* _Problem statement_
Gather, from the data below, each line in which the word "elements" occurs.
[Opening Available data section]
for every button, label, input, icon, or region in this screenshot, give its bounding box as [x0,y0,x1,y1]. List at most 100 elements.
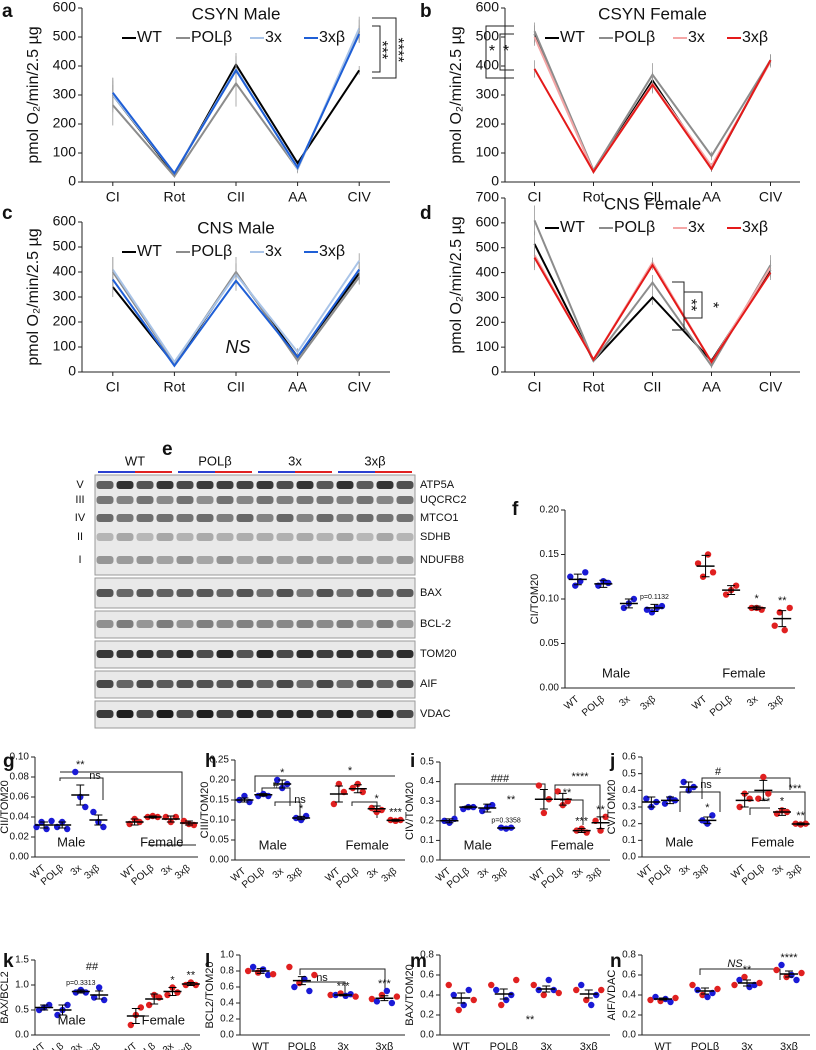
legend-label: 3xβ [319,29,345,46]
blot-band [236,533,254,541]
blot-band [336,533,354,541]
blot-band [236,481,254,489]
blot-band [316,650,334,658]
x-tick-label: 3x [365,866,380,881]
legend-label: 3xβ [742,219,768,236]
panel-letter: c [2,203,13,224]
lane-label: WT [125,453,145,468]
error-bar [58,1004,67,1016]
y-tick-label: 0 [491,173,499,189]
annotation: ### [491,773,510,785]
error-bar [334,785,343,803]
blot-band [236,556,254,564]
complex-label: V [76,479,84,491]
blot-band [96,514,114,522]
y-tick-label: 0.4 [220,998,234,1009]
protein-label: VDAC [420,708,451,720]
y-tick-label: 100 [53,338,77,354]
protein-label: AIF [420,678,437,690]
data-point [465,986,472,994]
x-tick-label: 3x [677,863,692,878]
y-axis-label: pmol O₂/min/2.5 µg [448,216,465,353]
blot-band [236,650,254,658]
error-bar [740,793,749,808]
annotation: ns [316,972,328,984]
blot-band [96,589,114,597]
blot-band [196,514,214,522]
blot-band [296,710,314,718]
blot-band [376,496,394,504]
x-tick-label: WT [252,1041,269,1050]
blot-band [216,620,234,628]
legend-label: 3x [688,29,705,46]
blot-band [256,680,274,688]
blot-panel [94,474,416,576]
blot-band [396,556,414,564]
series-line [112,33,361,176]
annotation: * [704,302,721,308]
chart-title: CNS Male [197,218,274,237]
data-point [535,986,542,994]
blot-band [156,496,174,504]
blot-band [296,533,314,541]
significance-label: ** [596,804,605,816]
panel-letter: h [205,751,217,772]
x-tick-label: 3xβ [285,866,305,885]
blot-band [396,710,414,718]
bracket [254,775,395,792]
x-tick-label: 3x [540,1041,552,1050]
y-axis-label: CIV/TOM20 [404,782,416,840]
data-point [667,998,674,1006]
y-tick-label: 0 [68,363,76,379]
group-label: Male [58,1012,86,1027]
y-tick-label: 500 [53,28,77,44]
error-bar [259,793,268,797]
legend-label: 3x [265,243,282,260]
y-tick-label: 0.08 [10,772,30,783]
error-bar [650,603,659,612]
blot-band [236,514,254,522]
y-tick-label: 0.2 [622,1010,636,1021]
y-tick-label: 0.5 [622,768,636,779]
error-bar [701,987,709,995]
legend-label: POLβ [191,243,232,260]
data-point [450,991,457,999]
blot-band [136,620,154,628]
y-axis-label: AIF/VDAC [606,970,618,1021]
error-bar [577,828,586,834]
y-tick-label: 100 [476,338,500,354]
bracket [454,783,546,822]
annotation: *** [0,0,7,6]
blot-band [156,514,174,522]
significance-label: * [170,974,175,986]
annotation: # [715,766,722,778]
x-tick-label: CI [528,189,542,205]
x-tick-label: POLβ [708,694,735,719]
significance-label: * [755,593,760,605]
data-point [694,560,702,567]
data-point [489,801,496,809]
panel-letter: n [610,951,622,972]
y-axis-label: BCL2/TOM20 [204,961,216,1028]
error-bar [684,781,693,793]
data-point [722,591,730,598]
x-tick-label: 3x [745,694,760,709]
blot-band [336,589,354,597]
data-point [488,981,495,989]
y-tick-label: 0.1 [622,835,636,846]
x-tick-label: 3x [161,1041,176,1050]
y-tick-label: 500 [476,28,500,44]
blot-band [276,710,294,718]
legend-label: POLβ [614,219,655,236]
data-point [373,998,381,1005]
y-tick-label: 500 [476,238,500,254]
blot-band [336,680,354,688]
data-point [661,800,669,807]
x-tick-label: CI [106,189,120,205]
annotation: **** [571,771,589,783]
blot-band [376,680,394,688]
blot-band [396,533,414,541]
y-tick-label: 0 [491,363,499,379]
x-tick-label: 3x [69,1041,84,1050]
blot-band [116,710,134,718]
[Closing Available data section]
[Opening Available data section]
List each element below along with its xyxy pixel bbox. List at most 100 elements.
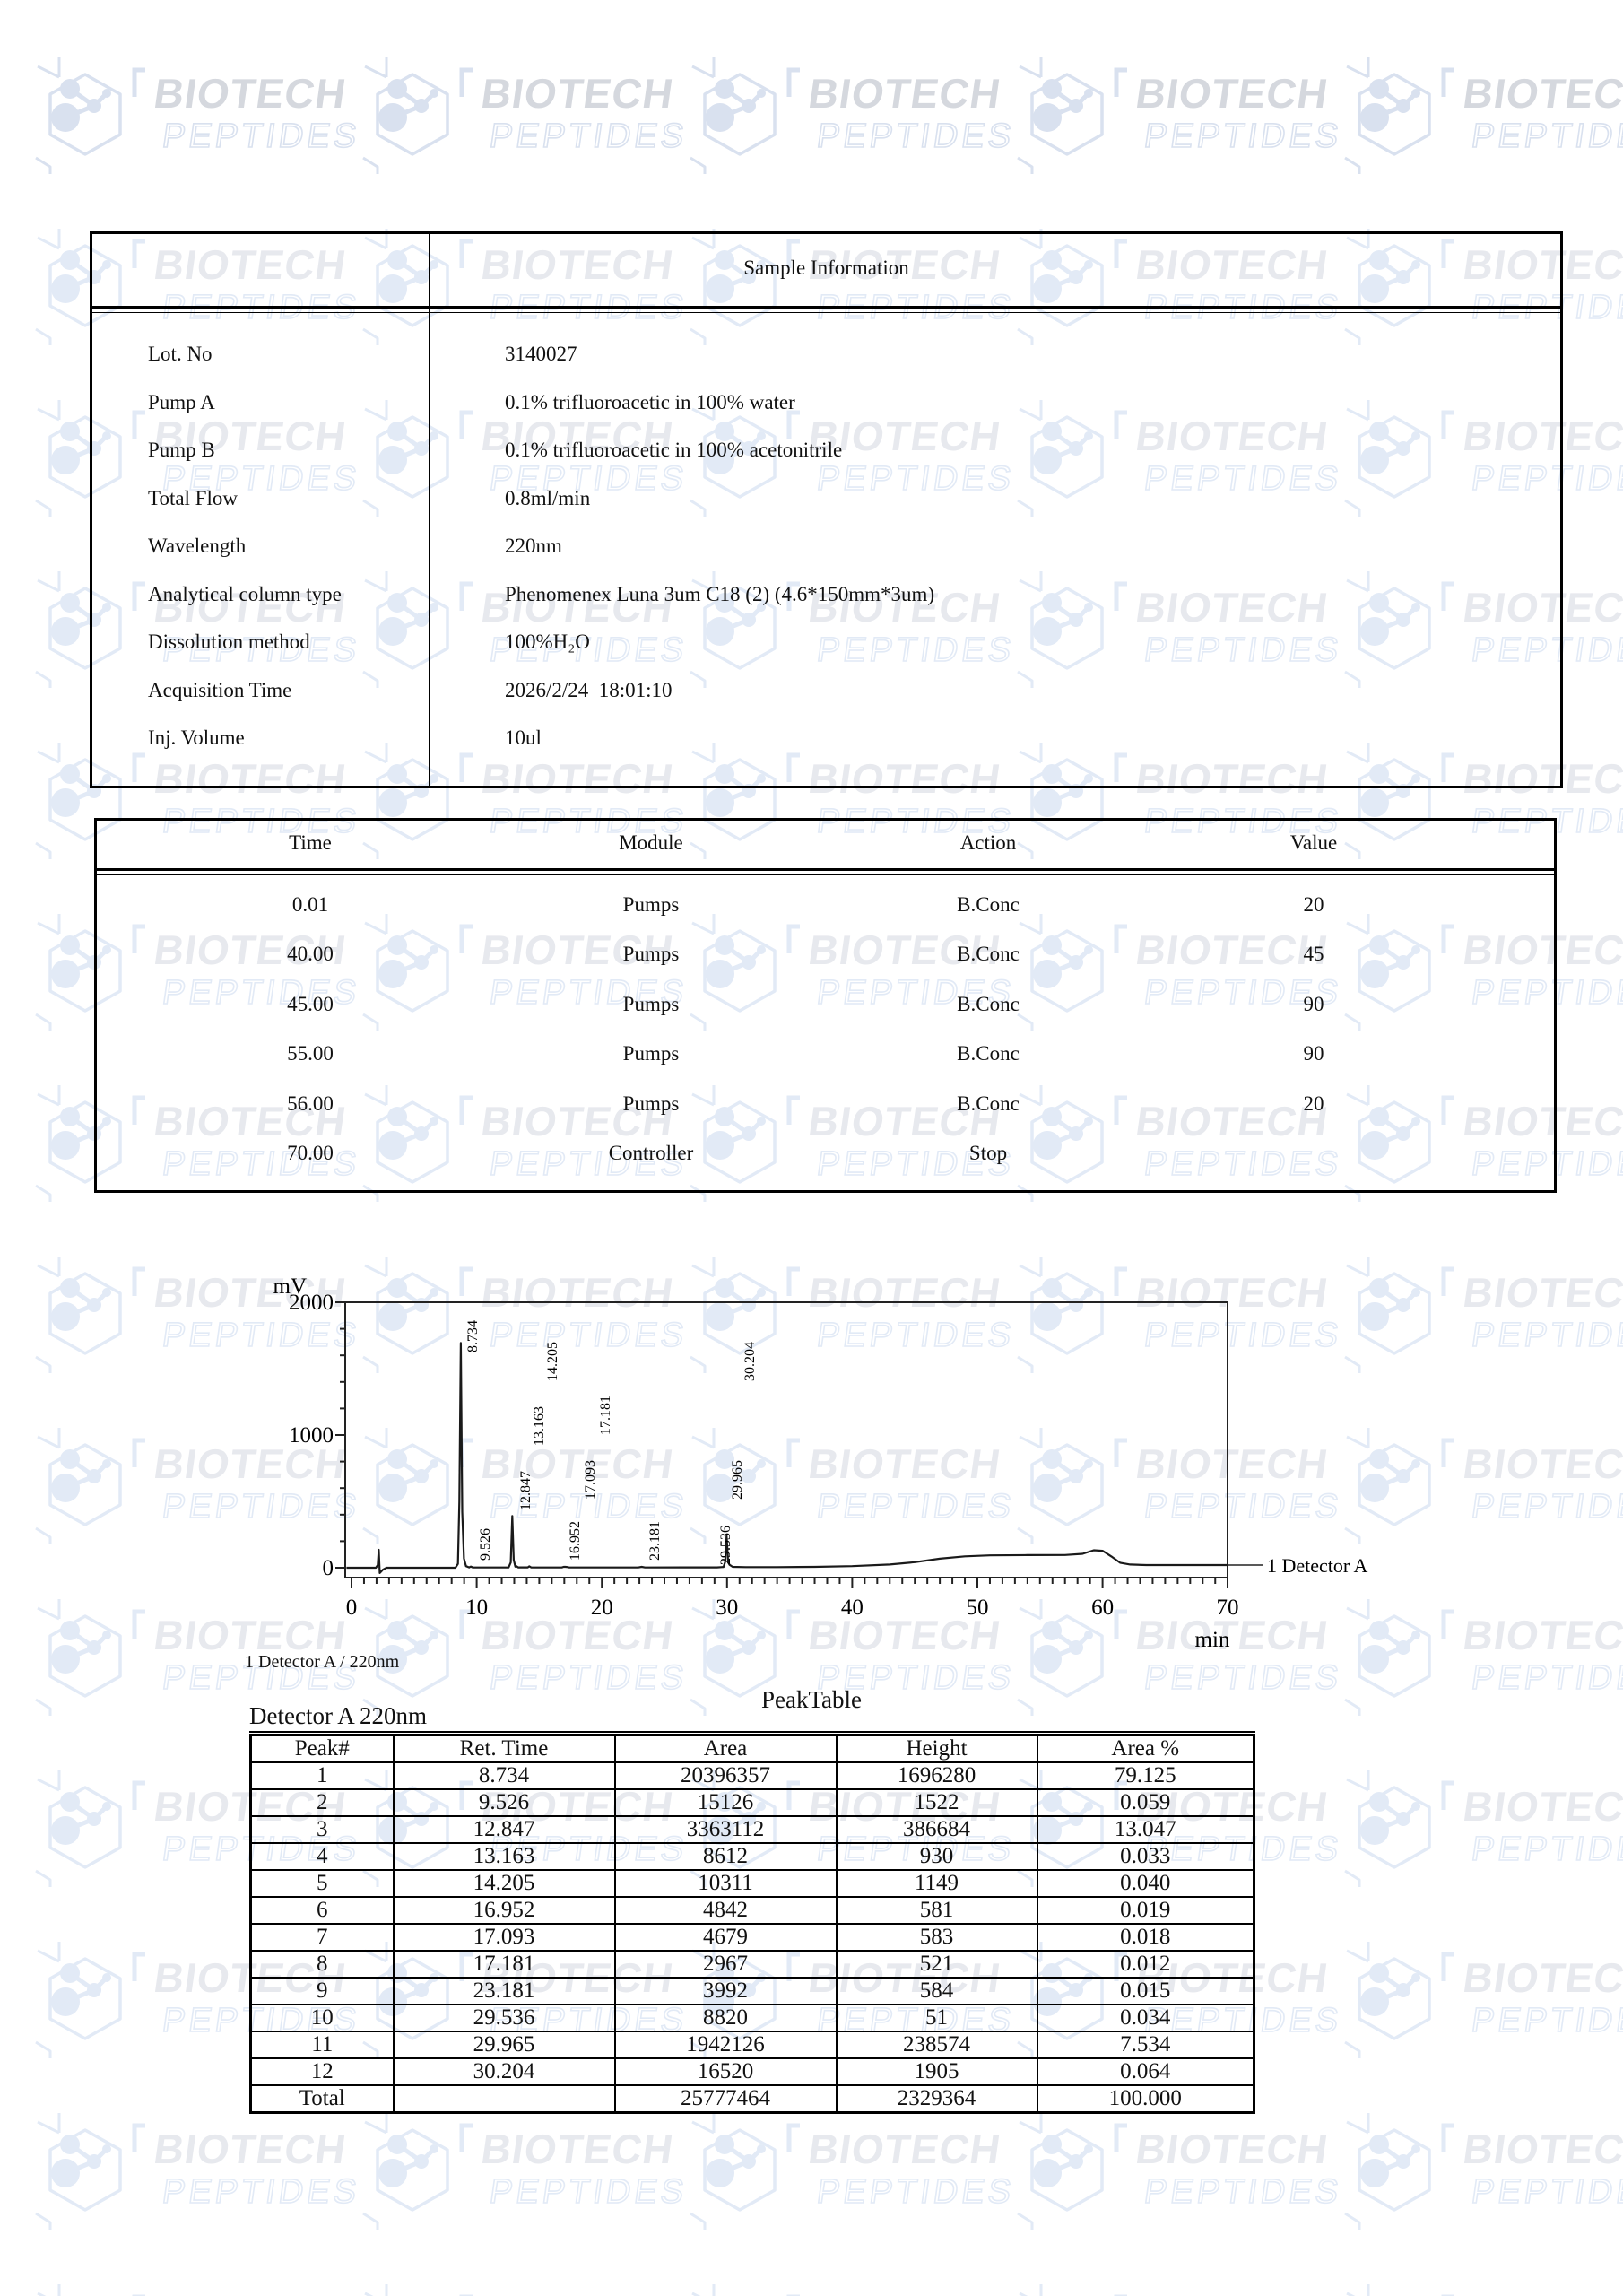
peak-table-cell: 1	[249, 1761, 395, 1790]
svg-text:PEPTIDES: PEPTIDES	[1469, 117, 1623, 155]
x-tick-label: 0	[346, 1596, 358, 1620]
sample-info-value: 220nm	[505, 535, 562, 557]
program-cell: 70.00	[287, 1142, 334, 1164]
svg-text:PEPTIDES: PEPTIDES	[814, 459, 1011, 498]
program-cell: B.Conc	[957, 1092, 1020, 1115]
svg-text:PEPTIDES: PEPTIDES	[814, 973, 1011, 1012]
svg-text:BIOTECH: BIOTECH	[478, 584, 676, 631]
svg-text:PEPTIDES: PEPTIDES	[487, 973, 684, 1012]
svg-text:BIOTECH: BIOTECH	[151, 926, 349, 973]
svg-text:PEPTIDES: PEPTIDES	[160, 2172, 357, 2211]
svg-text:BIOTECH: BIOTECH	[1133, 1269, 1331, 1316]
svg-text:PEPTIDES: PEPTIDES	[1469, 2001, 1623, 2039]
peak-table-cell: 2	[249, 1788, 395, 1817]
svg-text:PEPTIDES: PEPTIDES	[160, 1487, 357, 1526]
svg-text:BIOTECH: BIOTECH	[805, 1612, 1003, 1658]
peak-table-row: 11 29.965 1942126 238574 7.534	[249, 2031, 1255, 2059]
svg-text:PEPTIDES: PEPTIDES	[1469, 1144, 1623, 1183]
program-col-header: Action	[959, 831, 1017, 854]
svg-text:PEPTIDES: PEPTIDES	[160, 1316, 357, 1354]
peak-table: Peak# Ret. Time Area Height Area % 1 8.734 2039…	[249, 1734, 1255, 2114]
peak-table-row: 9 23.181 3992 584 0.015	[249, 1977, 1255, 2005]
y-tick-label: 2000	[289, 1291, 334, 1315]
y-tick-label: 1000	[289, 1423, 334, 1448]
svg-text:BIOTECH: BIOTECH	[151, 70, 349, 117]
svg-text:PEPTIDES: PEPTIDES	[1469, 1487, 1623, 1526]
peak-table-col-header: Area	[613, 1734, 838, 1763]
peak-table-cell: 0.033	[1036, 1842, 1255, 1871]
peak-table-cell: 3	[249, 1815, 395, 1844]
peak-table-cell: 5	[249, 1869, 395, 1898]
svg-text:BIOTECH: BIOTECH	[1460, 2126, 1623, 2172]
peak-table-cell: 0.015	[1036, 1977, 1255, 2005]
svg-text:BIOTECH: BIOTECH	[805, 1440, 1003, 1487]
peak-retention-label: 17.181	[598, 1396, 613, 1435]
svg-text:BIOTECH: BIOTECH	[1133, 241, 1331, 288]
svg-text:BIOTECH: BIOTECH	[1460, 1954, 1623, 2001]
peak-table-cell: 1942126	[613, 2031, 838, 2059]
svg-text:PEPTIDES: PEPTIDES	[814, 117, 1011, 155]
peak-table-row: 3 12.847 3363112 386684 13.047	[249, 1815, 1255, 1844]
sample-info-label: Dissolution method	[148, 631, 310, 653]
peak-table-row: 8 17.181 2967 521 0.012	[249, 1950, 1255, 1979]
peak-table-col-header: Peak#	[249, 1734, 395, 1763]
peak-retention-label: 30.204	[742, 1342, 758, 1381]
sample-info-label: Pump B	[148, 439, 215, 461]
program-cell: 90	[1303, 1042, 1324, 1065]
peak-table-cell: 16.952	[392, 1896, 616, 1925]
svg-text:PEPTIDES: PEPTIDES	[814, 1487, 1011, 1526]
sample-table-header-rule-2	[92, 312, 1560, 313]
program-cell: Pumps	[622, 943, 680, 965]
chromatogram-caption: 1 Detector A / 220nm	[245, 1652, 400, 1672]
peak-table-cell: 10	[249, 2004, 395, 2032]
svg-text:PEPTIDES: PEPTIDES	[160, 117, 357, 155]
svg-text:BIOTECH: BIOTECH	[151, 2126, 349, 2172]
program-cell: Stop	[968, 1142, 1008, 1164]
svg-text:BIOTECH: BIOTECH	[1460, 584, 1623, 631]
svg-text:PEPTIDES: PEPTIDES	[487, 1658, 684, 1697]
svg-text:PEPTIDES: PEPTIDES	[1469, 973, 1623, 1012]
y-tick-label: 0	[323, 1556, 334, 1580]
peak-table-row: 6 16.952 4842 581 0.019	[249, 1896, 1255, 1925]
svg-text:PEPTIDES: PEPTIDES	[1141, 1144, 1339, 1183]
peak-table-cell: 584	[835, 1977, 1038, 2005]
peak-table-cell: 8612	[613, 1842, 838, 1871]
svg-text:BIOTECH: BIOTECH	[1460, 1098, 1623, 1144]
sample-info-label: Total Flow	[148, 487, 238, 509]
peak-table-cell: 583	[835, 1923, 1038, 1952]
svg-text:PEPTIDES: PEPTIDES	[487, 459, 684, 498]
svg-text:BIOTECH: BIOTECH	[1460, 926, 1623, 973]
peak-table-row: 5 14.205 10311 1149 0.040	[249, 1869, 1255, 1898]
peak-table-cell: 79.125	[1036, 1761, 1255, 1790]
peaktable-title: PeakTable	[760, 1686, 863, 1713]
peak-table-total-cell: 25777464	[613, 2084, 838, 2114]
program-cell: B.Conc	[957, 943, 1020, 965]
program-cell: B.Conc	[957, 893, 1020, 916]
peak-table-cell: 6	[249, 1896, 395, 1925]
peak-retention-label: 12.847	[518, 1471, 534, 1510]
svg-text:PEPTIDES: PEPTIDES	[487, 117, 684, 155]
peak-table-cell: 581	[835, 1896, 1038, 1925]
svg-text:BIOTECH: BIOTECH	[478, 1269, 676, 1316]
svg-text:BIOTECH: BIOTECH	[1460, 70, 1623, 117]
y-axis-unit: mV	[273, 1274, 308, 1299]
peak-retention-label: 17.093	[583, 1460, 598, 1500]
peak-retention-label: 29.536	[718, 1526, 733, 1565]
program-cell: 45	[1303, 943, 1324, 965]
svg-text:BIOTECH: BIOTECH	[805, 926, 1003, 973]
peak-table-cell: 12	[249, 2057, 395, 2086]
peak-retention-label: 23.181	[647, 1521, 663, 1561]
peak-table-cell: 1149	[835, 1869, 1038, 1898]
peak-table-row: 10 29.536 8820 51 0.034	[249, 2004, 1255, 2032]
[Closing Available data section]
* _Response area_
for every button, label, input, icon, or region in this screenshot, give its bounding box as [x0,y0,x1,y1]. List at most 100 elements.
List each element below along with its xyxy pixel bbox. List at most 100 elements.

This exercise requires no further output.